[Rows from a dataset]
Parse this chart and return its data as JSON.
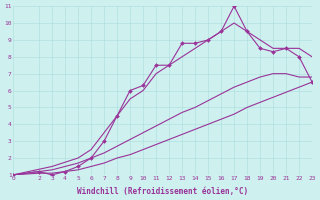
{
  "background_color": "#cef0ee",
  "grid_color": "#aadddd",
  "line_color": "#993399",
  "xlabel": "Windchill (Refroidissement éolien,°C)",
  "xlim": [
    0,
    23
  ],
  "ylim": [
    1,
    11
  ],
  "xticks": [
    0,
    2,
    3,
    4,
    5,
    6,
    7,
    8,
    9,
    10,
    11,
    12,
    13,
    14,
    15,
    16,
    17,
    18,
    19,
    20,
    21,
    22,
    23
  ],
  "yticks": [
    1,
    2,
    3,
    4,
    5,
    6,
    7,
    8,
    9,
    10,
    11
  ],
  "series": [
    {
      "x": [
        0,
        2,
        3,
        4,
        5,
        6,
        7,
        8,
        9,
        10,
        11,
        12,
        13,
        14,
        15,
        16,
        17,
        18,
        19,
        20,
        21,
        22,
        23
      ],
      "y": [
        1,
        1.1,
        1.1,
        1.2,
        1.3,
        1.5,
        1.7,
        2.0,
        2.2,
        2.5,
        2.8,
        3.1,
        3.4,
        3.7,
        4.0,
        4.3,
        4.6,
        5.0,
        5.3,
        5.6,
        5.9,
        6.2,
        6.5
      ],
      "marker": null,
      "linewidth": 0.8
    },
    {
      "x": [
        0,
        2,
        3,
        4,
        5,
        6,
        7,
        8,
        9,
        10,
        11,
        12,
        13,
        14,
        15,
        16,
        17,
        18,
        19,
        20,
        21,
        22,
        23
      ],
      "y": [
        1,
        1.2,
        1.3,
        1.5,
        1.7,
        2.0,
        2.3,
        2.7,
        3.1,
        3.5,
        3.9,
        4.3,
        4.7,
        5.0,
        5.4,
        5.8,
        6.2,
        6.5,
        6.8,
        7.0,
        7.0,
        6.8,
        6.8
      ],
      "marker": null,
      "linewidth": 0.8
    },
    {
      "x": [
        0,
        2,
        3,
        4,
        5,
        6,
        7,
        8,
        9,
        10,
        11,
        12,
        13,
        14,
        15,
        16,
        17,
        18,
        19,
        20,
        21,
        22,
        23
      ],
      "y": [
        1,
        1.2,
        1.0,
        1.2,
        1.5,
        2.0,
        3.0,
        4.5,
        6.0,
        6.3,
        7.5,
        7.5,
        8.8,
        8.8,
        9.0,
        9.5,
        11.0,
        9.5,
        8.5,
        8.3,
        8.5,
        8.0,
        6.5
      ],
      "marker": "D",
      "markersize": 2.0,
      "linewidth": 0.8
    },
    {
      "x": [
        0,
        3,
        5,
        6,
        7,
        8,
        9,
        10,
        11,
        12,
        13,
        14,
        15,
        16,
        17,
        18,
        19,
        20,
        21,
        22,
        23
      ],
      "y": [
        1,
        1.5,
        2.0,
        2.5,
        3.5,
        4.5,
        5.5,
        6.0,
        7.0,
        7.5,
        8.0,
        8.5,
        9.0,
        9.5,
        10.0,
        9.5,
        9.0,
        8.5,
        8.5,
        8.5,
        8.0
      ],
      "marker": null,
      "linewidth": 0.8
    }
  ],
  "axis_fontsize": 5.5,
  "tick_fontsize": 4.5
}
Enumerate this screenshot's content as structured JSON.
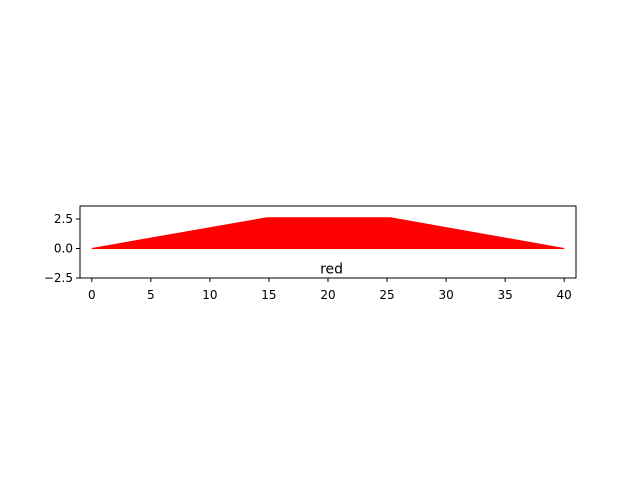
{
  "chart_data": {
    "type": "area",
    "title": "",
    "xlabel": "",
    "ylabel": "",
    "xlim": [
      -1,
      41
    ],
    "ylim": [
      -2.5,
      3.6
    ],
    "x_ticks": [
      0,
      5,
      10,
      15,
      20,
      25,
      30,
      35,
      40
    ],
    "y_ticks": [
      -2.5,
      0.0,
      2.5
    ],
    "x_tick_labels": [
      "0",
      "5",
      "10",
      "15",
      "20",
      "25",
      "30",
      "35",
      "40"
    ],
    "y_tick_labels": [
      "−2.5",
      "0.0",
      "2.5"
    ],
    "grid": false,
    "series": [
      {
        "color": "#ff0000",
        "x": [
          0,
          14.8,
          25.3,
          40
        ],
        "y": [
          0,
          2.6,
          2.6,
          0
        ]
      }
    ],
    "annotations": [
      {
        "text": "red",
        "x": 20.3,
        "y": -1.6
      }
    ]
  }
}
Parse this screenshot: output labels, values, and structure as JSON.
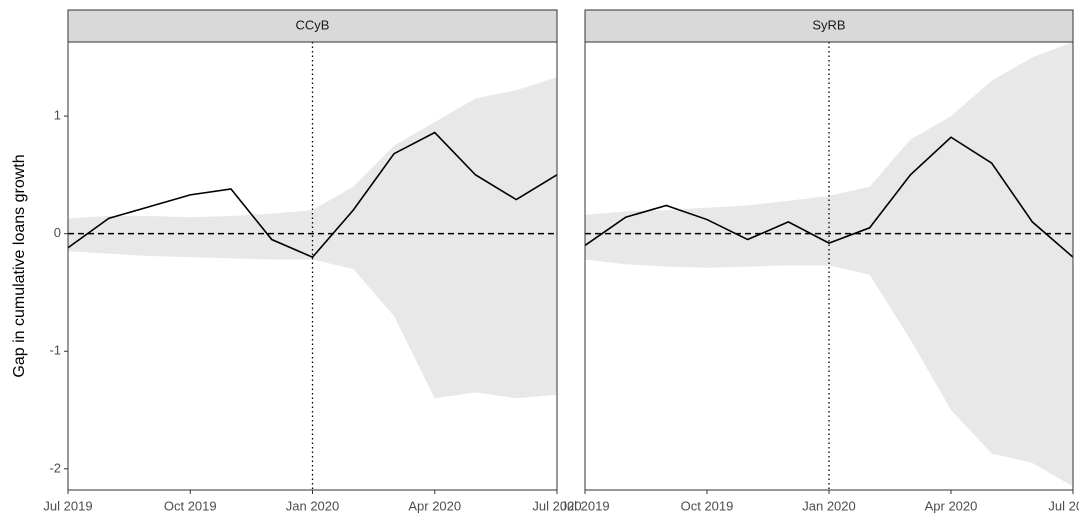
{
  "chart_data": {
    "type": "line",
    "y_label": "Gap in cumulative loans growth",
    "x": [
      "2019-07",
      "2019-08",
      "2019-09",
      "2019-10",
      "2019-11",
      "2019-12",
      "2020-01",
      "2020-02",
      "2020-03",
      "2020-04",
      "2020-05",
      "2020-06",
      "2020-07"
    ],
    "xlim": [
      "2019-07",
      "2020-07"
    ],
    "xticks": [
      {
        "value": "2019-07",
        "label": "Jul 2019"
      },
      {
        "value": "2019-10",
        "label": "Oct 2019"
      },
      {
        "value": "2020-01",
        "label": "Jan 2020"
      },
      {
        "value": "2020-04",
        "label": "Apr 2020"
      },
      {
        "value": "2020-07",
        "label": "Jul 2020"
      }
    ],
    "ylim": [
      -2.18,
      1.63
    ],
    "yticks": [
      -2,
      -1,
      0,
      1
    ],
    "hline": 0,
    "vline": "2020-01",
    "line_color": "#000000",
    "band_color": "#e8e8e8",
    "panels": [
      {
        "title": "CCyB",
        "values": [
          -0.12,
          0.13,
          0.23,
          0.33,
          0.38,
          -0.05,
          -0.2,
          0.2,
          0.68,
          0.86,
          0.5,
          0.29,
          0.5
        ],
        "upper": [
          0.13,
          0.15,
          0.15,
          0.14,
          0.15,
          0.17,
          0.2,
          0.4,
          0.75,
          0.95,
          1.15,
          1.22,
          1.33
        ],
        "lower": [
          -0.15,
          -0.17,
          -0.19,
          -0.2,
          -0.21,
          -0.22,
          -0.22,
          -0.3,
          -0.7,
          -1.4,
          -1.35,
          -1.4,
          -1.37
        ]
      },
      {
        "title": "SyRB",
        "values": [
          -0.1,
          0.14,
          0.24,
          0.12,
          -0.05,
          0.1,
          -0.08,
          0.05,
          0.5,
          0.82,
          0.6,
          0.1,
          -0.2
        ],
        "upper": [
          0.16,
          0.19,
          0.2,
          0.22,
          0.24,
          0.28,
          0.32,
          0.4,
          0.8,
          1.0,
          1.3,
          1.5,
          1.63
        ],
        "lower": [
          -0.22,
          -0.26,
          -0.28,
          -0.29,
          -0.28,
          -0.27,
          -0.27,
          -0.35,
          -0.9,
          -1.5,
          -1.87,
          -1.95,
          -2.15
        ]
      }
    ]
  }
}
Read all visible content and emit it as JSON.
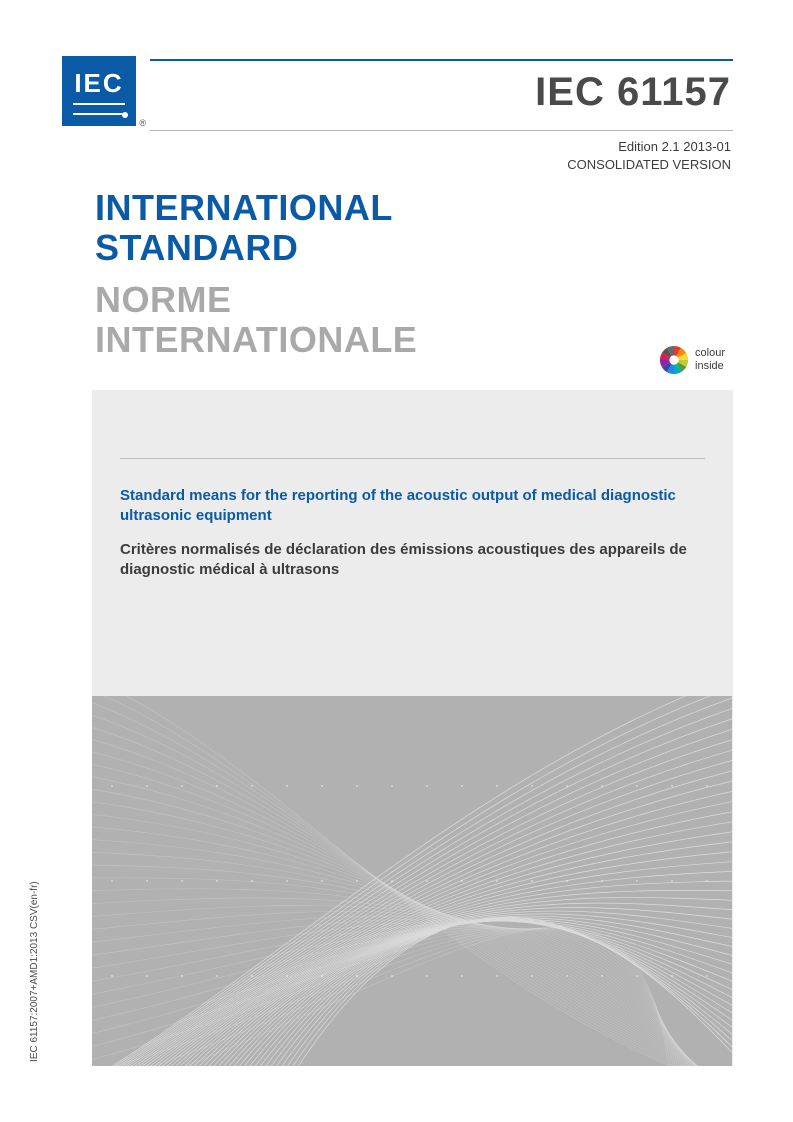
{
  "logo": {
    "text": "IEC",
    "registered": "®"
  },
  "doc_id": "IEC 61157",
  "edition": {
    "line1": "Edition 2.1    2013-01",
    "line2": "CONSOLIDATED VERSION"
  },
  "heading": {
    "en_l1": "INTERNATIONAL",
    "en_l2": "STANDARD",
    "fr_l1": "NORME",
    "fr_l2": "INTERNATIONALE"
  },
  "colour_badge": {
    "l1": "colour",
    "l2": "inside"
  },
  "titles": {
    "en": "Standard means for the reporting of the acoustic output of medical diagnostic ultrasonic equipment",
    "fr": "Critères normalisés de déclaration des émissions acoustiques des appareils de diagnostic médical à ultrasons"
  },
  "spine": "IEC 61157:2007+AMD1:2013  CSV(en-fr)",
  "colors": {
    "brand": "#0b5aa6",
    "grey_text": "#4a4a4a",
    "light_grey_text": "#a9a9a9",
    "panel_bg": "#ececec",
    "rule_light": "#b8b8b8",
    "rule_panel": "#bcbcbc",
    "body_text": "#3c3c3c",
    "wave_bg": "#b1b1b1",
    "wave_line": "#ffffff"
  },
  "colour_wheel_slices": [
    "#e53935",
    "#fb8c00",
    "#fdd835",
    "#c0ca33",
    "#43a047",
    "#00acc1",
    "#1e88e5",
    "#3949ab",
    "#8e24aa",
    "#d81b60",
    "#6d4c41",
    "#546e7a"
  ]
}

- [Goal]
How many lines of the data contain the word "xlabel"? Answer with the number alone.

- [Solution]
2